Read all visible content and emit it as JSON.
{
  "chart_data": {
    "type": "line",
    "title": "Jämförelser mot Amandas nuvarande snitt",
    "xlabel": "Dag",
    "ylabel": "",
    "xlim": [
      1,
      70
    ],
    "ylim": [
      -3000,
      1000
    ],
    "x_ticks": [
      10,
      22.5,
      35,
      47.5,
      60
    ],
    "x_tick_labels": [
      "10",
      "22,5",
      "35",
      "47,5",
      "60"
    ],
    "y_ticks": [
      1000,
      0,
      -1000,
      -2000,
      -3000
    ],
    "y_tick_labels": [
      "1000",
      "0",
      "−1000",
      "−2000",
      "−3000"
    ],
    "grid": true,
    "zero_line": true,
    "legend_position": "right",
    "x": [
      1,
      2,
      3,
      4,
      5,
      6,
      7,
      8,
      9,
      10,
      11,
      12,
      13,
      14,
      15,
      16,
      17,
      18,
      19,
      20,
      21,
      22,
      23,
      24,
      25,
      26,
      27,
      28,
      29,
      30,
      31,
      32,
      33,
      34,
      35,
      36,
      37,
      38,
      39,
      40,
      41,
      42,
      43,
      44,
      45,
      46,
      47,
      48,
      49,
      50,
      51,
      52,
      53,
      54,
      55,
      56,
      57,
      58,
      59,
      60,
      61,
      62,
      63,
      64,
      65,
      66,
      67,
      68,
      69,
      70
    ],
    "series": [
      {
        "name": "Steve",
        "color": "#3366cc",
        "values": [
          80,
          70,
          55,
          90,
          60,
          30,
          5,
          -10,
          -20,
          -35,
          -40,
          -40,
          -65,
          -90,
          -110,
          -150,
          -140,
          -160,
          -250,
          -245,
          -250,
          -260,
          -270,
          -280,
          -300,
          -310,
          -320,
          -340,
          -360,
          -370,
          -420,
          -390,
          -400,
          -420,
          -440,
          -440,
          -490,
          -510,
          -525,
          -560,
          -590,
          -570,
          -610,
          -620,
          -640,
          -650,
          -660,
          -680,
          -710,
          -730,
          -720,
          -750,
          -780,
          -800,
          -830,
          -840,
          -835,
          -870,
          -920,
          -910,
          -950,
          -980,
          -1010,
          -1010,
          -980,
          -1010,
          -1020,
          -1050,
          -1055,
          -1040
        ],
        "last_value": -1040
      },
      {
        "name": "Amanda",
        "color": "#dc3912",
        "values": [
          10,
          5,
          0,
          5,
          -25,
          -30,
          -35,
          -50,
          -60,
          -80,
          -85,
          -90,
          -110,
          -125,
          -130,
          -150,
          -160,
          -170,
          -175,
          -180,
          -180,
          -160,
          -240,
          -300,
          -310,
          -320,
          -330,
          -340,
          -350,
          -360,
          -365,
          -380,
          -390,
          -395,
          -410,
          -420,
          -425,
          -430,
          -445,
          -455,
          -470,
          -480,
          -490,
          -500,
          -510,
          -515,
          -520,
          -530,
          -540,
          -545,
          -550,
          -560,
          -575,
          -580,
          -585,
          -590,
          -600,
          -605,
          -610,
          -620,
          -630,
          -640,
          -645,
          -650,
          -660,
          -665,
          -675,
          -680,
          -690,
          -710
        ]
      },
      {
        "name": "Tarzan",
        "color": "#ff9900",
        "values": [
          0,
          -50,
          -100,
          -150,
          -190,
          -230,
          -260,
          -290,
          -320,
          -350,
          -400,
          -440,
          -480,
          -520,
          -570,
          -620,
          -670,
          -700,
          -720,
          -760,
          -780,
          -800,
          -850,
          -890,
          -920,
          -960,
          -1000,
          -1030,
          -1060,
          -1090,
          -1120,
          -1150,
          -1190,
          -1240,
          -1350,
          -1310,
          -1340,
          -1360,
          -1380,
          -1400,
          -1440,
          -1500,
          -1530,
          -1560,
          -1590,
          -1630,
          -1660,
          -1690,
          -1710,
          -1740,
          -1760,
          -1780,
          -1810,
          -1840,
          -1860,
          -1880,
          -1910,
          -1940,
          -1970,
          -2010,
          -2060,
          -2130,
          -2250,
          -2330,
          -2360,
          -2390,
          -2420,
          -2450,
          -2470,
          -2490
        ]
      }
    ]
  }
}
● ● ● ● ● ● ●
**REQUIRED WORK:** Collect each line of the entries that has the word "color", copying it in full.

**OUTPUT OF THE TASK:**
        "color": "#3366cc",
        "color": "#dc3912",
        "color": "#ff9900",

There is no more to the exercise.